What you have to do: Determine the count of lines holding "JSON" and give that count alone.

>> Begin Data provided

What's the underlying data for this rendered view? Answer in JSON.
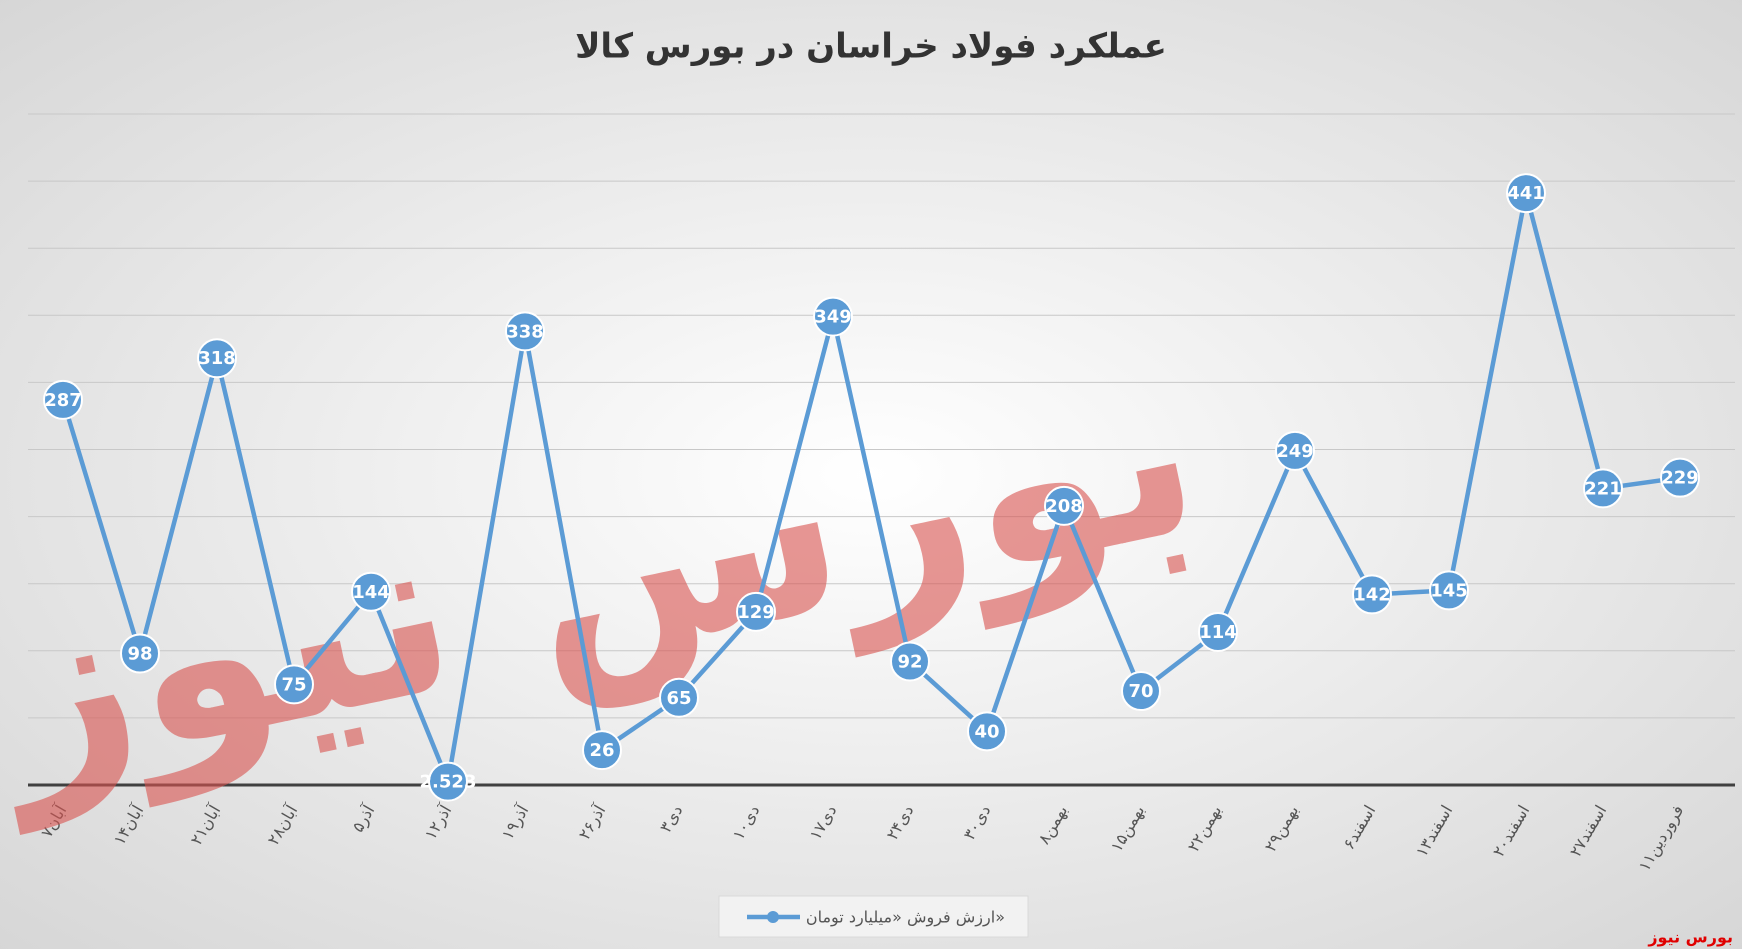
{
  "chart_data": {
    "type": "line",
    "title": "عملکرد فولاد خراسان در بورس کالا",
    "watermark": "بورس نیوز",
    "source": "بورس نیوز",
    "categories": [
      "۷آبان",
      "۱۴آبان",
      "۲۱آبان",
      "۲۸آبان",
      "۵آذر",
      "۱۲آذر",
      "۱۹آذر",
      "۲۶آذر",
      "۳دی",
      "۱۰دی",
      "۱۷دی",
      "۲۴دی",
      "۳۰دی",
      "۸بهمن",
      "۱۵بهمن",
      "۲۲بهمن",
      "۲۹بهمن",
      "۶اسفند",
      "۱۳اسفند",
      "۲۰اسفند",
      "۲۷اسفند",
      "۱۱فروردین"
    ],
    "series": [
      {
        "name": "ارزش فروش «میلیارد تومان»",
        "color": "#5b9bd5",
        "values": [
          287,
          98,
          318,
          75,
          144,
          2.523,
          338,
          26,
          65,
          129,
          349,
          92,
          40,
          208,
          70,
          114,
          249,
          142,
          145,
          441,
          221,
          229
        ]
      }
    ],
    "ylim": [
      0,
      500
    ],
    "yticks": [
      0,
      50,
      100,
      150,
      200,
      250,
      300,
      350,
      400,
      450,
      500
    ],
    "grid": true,
    "legend": "bottom"
  }
}
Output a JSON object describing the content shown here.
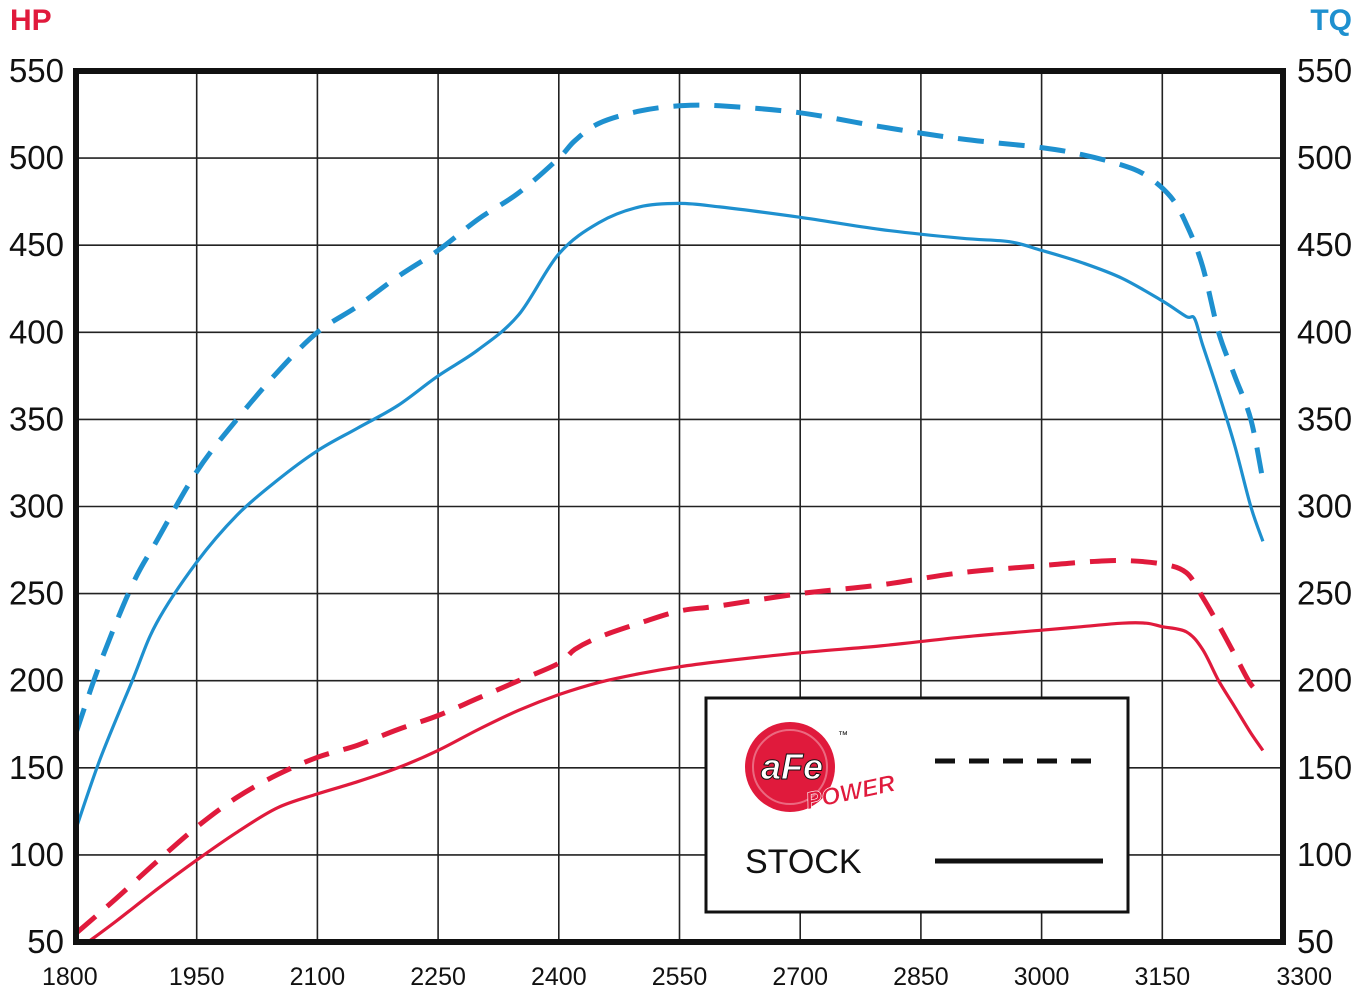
{
  "chart_data": {
    "type": "line",
    "y_left_title": "HP",
    "y_right_title": "TQ",
    "xlim": [
      1800,
      3300
    ],
    "ylim": [
      50,
      550
    ],
    "x_ticks": [
      "1800",
      "1950",
      "2100",
      "2250",
      "2400",
      "2550",
      "2700",
      "2850",
      "3000",
      "3150",
      "3300"
    ],
    "y_ticks": [
      "550",
      "500",
      "450",
      "400",
      "350",
      "300",
      "250",
      "200",
      "150",
      "100",
      "50"
    ],
    "grid": true,
    "legend_position": "bottom-right",
    "legend": {
      "logo_text": "aFe",
      "logo_subtext": "POWER",
      "logo_tm": "™",
      "stock_label": "STOCK"
    },
    "colors": {
      "hp": "#e01a3c",
      "tq": "#1e90cf",
      "hp_title": "#e01a3c",
      "tq_title": "#1e90cf"
    },
    "series": [
      {
        "metric": "TQ",
        "style": "dashed",
        "x": [
          1800,
          1830,
          1870,
          1900,
          1950,
          2000,
          2050,
          2100,
          2150,
          2200,
          2250,
          2300,
          2350,
          2400,
          2420,
          2450,
          2500,
          2550,
          2600,
          2700,
          2800,
          2900,
          3000,
          3050,
          3100,
          3130,
          3160,
          3180,
          3200,
          3220,
          3240,
          3260,
          3275
        ],
        "y": [
          170,
          210,
          255,
          280,
          320,
          350,
          377,
          400,
          415,
          432,
          447,
          465,
          480,
          500,
          510,
          520,
          527,
          530,
          530,
          526,
          518,
          511,
          506,
          502,
          496,
          490,
          478,
          462,
          438,
          400,
          375,
          350,
          315
        ]
      },
      {
        "metric": "TQ",
        "style": "solid",
        "x": [
          1800,
          1830,
          1870,
          1900,
          1950,
          2000,
          2050,
          2100,
          2150,
          2200,
          2250,
          2300,
          2350,
          2400,
          2450,
          2500,
          2550,
          2600,
          2700,
          2800,
          2900,
          2960,
          3000,
          3050,
          3100,
          3150,
          3180,
          3190,
          3200,
          3220,
          3240,
          3260,
          3275
        ],
        "y": [
          115,
          155,
          200,
          233,
          268,
          295,
          315,
          332,
          345,
          358,
          375,
          390,
          410,
          445,
          463,
          472,
          474,
          472,
          466,
          459,
          454,
          452,
          447,
          440,
          431,
          418,
          409,
          408,
          393,
          365,
          335,
          300,
          280
        ]
      },
      {
        "metric": "HP",
        "style": "dashed",
        "x": [
          1800,
          1850,
          1900,
          1950,
          2000,
          2050,
          2100,
          2150,
          2200,
          2250,
          2300,
          2350,
          2400,
          2420,
          2450,
          2500,
          2550,
          2600,
          2700,
          2800,
          2900,
          3000,
          3050,
          3100,
          3150,
          3180,
          3200,
          3220,
          3240,
          3260,
          3275
        ],
        "y": [
          55,
          75,
          96,
          116,
          133,
          146,
          156,
          163,
          172,
          180,
          190,
          200,
          210,
          218,
          225,
          233,
          240,
          243,
          250,
          255,
          262,
          266,
          268,
          269,
          267,
          262,
          248,
          232,
          215,
          198,
          192
        ]
      },
      {
        "metric": "HP",
        "style": "solid",
        "x": [
          1815,
          1850,
          1900,
          1950,
          2000,
          2050,
          2100,
          2150,
          2200,
          2250,
          2300,
          2350,
          2400,
          2450,
          2500,
          2550,
          2600,
          2700,
          2800,
          2900,
          3000,
          3050,
          3100,
          3130,
          3150,
          3180,
          3200,
          3220,
          3240,
          3260,
          3275
        ],
        "y": [
          50,
          62,
          80,
          97,
          113,
          127,
          135,
          142,
          150,
          160,
          172,
          183,
          192,
          199,
          204,
          208,
          211,
          216,
          220,
          225,
          229,
          231,
          233,
          233,
          231,
          228,
          218,
          200,
          185,
          170,
          160
        ]
      }
    ]
  }
}
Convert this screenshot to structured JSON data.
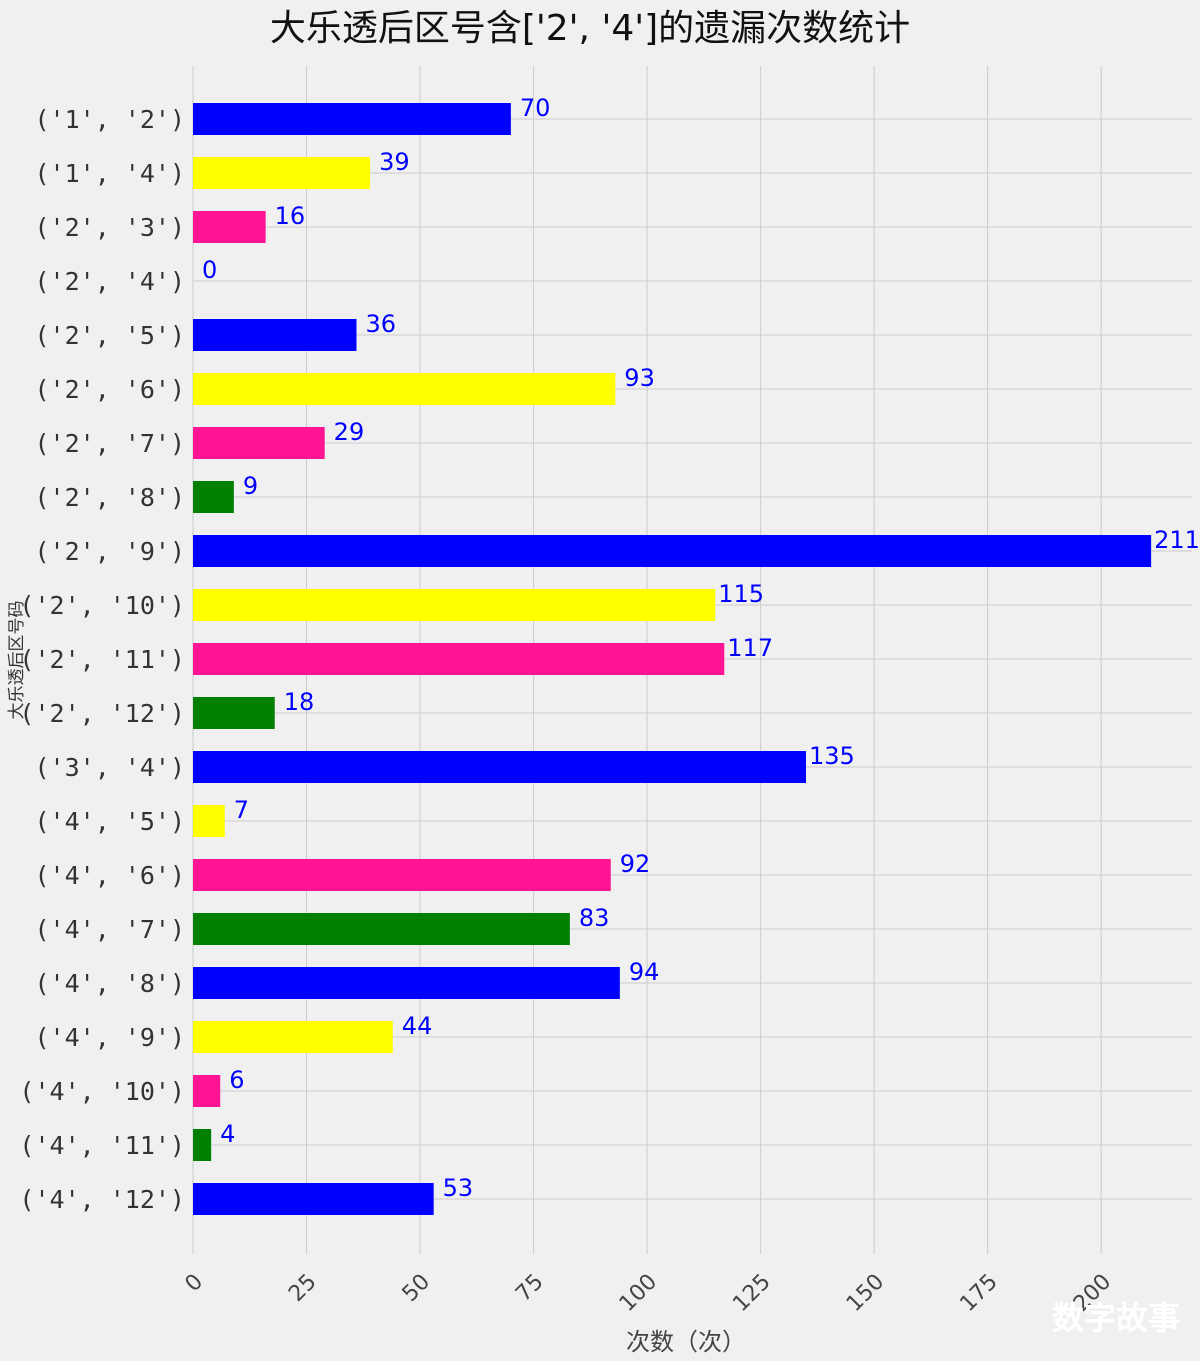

>> End Data provided

Exercise result: 3